WORK TO BE COMPLETED:
Go through the entries below and copy each line containing the word "this".

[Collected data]
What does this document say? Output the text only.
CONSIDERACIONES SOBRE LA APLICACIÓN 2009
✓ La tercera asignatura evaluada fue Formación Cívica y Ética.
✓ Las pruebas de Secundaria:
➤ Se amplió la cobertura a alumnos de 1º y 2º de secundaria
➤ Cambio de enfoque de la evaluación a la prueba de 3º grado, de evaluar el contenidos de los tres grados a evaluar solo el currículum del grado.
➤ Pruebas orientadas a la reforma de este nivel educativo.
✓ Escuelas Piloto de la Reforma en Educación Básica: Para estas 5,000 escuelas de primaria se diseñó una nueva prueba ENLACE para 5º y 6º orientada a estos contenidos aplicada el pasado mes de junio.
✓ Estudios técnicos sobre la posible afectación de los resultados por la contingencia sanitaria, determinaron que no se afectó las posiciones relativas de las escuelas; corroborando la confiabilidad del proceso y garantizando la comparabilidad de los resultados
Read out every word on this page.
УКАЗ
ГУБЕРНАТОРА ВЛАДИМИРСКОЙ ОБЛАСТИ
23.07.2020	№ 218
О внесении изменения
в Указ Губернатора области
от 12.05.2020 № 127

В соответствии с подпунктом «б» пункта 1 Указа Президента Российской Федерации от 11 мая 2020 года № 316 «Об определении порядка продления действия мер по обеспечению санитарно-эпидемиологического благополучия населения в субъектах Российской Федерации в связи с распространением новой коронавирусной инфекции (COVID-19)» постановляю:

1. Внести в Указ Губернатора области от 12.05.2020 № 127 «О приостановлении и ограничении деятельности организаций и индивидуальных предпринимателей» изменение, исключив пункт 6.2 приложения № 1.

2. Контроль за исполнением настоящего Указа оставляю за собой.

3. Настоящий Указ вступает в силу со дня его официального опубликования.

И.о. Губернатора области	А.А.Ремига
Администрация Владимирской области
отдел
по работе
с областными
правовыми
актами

FULL SOLUTION:
What does this document say? Output the text only.
Read out every word on this page.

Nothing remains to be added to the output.